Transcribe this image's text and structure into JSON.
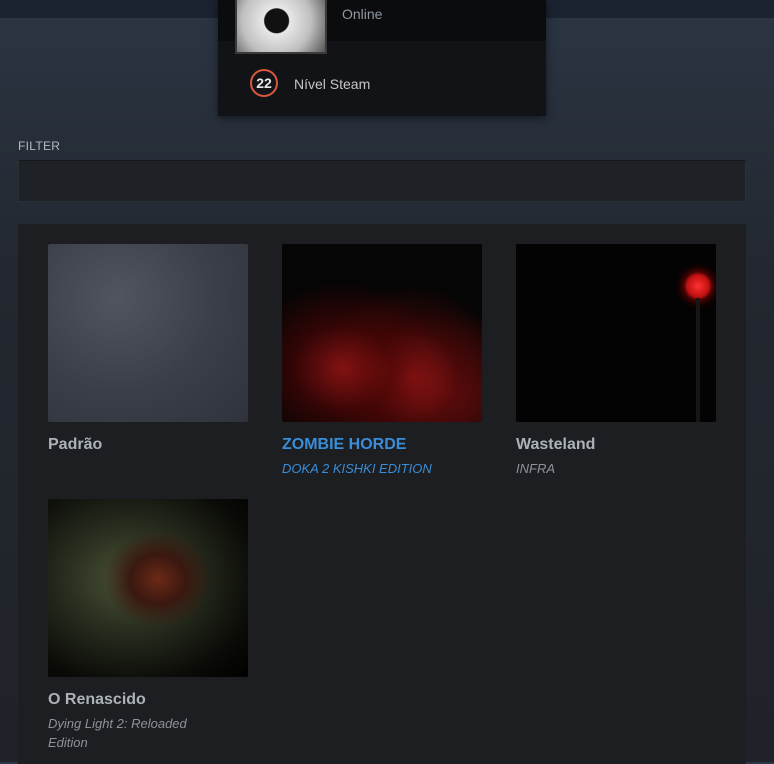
{
  "profile": {
    "status": "Online",
    "level": "22",
    "level_label": "Nível Steam"
  },
  "filter": {
    "label": "FILTER",
    "value": ""
  },
  "items": [
    {
      "title": "Padrão",
      "subtitle": ""
    },
    {
      "title": "ZOMBIE HORDE",
      "subtitle": "DOKA 2 KISHKI EDITION",
      "selected": true
    },
    {
      "title": "Wasteland",
      "subtitle": "INFRA"
    },
    {
      "title": "O Renascido",
      "subtitle": "Dying Light 2: Reloaded Edition"
    }
  ],
  "colors": {
    "accent": "#3a8dd6",
    "level_ring": "#d9573d"
  }
}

**Required work**: Copy out all lines that carry the word "subtitle".

**Solution below**:
      "subtitle": ""
      "subtitle": "DOKA 2 KISHKI EDITION",
      "subtitle": "INFRA"
      "subtitle": "Dying Light 2: Reloaded Edition"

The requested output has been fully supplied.